O vereador Alex Henrique (UB) fez duras críticas ao Projeto de Resolução nº 03/2026, aprovado pela Câmara Municipal de Itabaiana por 11 votos a 6, que cria o Estatuto da Fiscalização Parlamentar e estabelece novas regras para a atuação dos vereadores durante fiscalizações em órgãos públicos.
A votação ocorreu dias após o parlamentar sofrer um atentado enquanto fiscalizava o Centro de Saúde Manoel Pereira de Andrade, no bairro Sítio Porto, unidade que deveria funcionar 24 horas. Na ocasião, um vigilante tentou esfaqueá-lo, episódio registrado em vídeo e que foi bastante repercutido nas redes sociais.
Durante a discussão da matéria, Alex Henrique afirmou que a proposta é incompatível com o ordenamento jurídico. “É um projeto que já nasce morto. Assessoria Jurídica desta Casa, orientem a Mesa Diretora. Não deixem esta Casa passar essa vergonha”, declarou.
A Constituição Federal, em seu artigo 31, estabelece que a fiscalização do município é uma atribuição do Poder Legislativo Municipal, exercida por meio do controle externo sobre os atos do Poder Executivo. Trata-se de uma das principais funções constitucionais das câmaras municipais, ao lado da atividade legislativa, cabendo aos vereadores acompanhar a aplicação dos recursos públicos, verificar o funcionamento dos serviços municipais e fiscalizar a atuação da administração pública.
Na tribuna, Alex Henrique afirmou que o novo estatuto representa uma tentativa de restringir essa prerrogativa. “O ex-prefeito Valmir foi para a Justiça para me proibir de visitar os órgãos. E quem vota nesse projeto é porque é preguiçoso, não quer trabalhar”, disse. Segundo o parlamentar, já existe decisão judicial disciplinando sua atuação durante fiscalizações, razão pela qual considera desnecessária e inconstitucional a resolução aprovada pela maioria da Casa.

:: Enunciado da tarefa A ::
Segundo a notícia, qual foi o placar da votação do Projeto de Resolução nº 03/2026 na Câmara Municipal de Itabaiana?
:: Enunciado da tarefa B ::
Transcreva da notícia o trecho entre "Na tribuna, Alex" e "maioria da Casa.", inclusive.
Os registros procedem de uma fonte distinta da notícia.

:: Trechos dos dados ::
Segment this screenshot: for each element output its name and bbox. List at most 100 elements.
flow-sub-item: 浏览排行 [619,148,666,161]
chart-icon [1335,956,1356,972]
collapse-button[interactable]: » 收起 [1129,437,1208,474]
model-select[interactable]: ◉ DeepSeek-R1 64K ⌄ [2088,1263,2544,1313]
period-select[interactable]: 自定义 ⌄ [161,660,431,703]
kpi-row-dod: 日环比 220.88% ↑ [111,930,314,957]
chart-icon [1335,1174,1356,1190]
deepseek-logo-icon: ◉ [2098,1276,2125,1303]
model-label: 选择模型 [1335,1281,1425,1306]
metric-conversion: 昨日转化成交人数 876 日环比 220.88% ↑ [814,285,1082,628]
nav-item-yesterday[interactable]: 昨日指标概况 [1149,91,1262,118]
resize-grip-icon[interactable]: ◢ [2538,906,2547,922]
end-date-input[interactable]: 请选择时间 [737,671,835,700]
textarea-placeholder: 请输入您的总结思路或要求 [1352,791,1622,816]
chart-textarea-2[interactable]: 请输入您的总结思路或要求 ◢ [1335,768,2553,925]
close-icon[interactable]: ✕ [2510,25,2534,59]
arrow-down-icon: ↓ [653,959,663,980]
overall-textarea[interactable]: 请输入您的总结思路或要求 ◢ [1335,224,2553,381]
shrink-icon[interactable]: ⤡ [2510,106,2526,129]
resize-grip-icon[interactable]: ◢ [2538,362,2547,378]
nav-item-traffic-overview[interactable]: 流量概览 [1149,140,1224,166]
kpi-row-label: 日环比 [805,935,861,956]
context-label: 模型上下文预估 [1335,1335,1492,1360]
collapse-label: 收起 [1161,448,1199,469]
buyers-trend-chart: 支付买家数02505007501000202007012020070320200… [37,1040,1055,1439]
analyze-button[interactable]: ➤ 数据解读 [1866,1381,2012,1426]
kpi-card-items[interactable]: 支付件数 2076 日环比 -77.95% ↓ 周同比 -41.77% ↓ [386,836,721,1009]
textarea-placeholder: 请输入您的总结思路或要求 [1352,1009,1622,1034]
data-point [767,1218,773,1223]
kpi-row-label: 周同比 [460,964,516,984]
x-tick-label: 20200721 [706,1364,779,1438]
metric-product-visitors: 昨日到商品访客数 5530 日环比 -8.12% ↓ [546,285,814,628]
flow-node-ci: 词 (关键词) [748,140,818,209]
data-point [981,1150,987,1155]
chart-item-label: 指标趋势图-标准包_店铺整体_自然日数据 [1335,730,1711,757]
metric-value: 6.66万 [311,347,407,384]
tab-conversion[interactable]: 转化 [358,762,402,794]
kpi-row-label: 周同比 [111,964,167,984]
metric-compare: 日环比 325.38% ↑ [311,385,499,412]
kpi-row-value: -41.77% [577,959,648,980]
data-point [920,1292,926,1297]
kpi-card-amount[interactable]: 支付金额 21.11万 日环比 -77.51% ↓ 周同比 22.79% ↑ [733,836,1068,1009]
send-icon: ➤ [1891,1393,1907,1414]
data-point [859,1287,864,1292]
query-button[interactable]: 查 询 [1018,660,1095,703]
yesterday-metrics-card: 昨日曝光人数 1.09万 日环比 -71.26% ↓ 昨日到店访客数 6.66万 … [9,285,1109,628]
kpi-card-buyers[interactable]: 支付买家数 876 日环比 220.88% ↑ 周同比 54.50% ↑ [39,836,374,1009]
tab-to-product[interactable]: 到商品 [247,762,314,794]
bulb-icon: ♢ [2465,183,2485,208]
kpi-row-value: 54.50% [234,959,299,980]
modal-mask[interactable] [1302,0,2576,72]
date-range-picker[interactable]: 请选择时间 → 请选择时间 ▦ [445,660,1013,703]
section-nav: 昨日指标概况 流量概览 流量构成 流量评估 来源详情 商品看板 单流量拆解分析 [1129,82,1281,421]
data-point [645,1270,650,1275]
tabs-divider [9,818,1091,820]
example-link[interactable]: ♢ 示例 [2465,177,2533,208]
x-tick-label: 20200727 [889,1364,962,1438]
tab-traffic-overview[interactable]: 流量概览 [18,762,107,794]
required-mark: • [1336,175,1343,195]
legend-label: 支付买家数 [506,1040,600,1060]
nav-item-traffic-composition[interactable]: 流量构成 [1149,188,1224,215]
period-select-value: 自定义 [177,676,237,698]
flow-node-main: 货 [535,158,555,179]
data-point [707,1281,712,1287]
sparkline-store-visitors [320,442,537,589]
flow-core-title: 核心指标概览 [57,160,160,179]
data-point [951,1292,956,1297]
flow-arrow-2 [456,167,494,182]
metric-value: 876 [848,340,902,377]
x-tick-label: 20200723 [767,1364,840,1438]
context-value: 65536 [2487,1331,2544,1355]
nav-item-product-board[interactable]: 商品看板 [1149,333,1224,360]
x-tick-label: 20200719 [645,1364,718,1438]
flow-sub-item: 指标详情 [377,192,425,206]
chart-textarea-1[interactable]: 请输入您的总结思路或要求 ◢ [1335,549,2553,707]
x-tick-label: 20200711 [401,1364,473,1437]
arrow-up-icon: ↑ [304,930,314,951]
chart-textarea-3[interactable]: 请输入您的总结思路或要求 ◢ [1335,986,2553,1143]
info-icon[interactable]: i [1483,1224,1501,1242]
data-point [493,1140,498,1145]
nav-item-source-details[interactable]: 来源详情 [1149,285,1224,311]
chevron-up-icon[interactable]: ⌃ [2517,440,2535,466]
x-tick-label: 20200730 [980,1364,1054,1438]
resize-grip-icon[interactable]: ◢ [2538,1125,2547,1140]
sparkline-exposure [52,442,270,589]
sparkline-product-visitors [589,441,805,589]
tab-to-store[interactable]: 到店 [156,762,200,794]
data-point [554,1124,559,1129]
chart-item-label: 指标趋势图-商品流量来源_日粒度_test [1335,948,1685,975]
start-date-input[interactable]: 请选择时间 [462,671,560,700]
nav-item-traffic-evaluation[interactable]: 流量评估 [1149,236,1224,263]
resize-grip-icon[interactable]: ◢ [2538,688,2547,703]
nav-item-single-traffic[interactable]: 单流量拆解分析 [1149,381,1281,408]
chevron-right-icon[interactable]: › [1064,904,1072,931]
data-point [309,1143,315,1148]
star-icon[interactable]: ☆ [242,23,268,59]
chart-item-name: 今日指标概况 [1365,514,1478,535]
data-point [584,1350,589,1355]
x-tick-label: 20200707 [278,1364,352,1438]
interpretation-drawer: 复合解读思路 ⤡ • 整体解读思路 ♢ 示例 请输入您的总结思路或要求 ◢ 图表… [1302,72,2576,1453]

:: Resolução A ::
Foi aprovado por 11 votos a 6.

:: Resolução B ::
Na tribuna, Alex Henrique afirmou que o novo estatuto representa uma tentativa de restringir essa prerrogativa. “O ex-prefeito Valmir foi para a Justiça para me proibir de visitar os órgãos. E quem vota nesse projeto é porque é preguiçoso, não quer trabalhar”, disse. Segundo o parlamentar, já existe decisão judicial disciplinando sua atuação durante fiscalizações, razão pela qual considera desnecessária e inconstitucional a resolução aprovada pela maioria da Casa.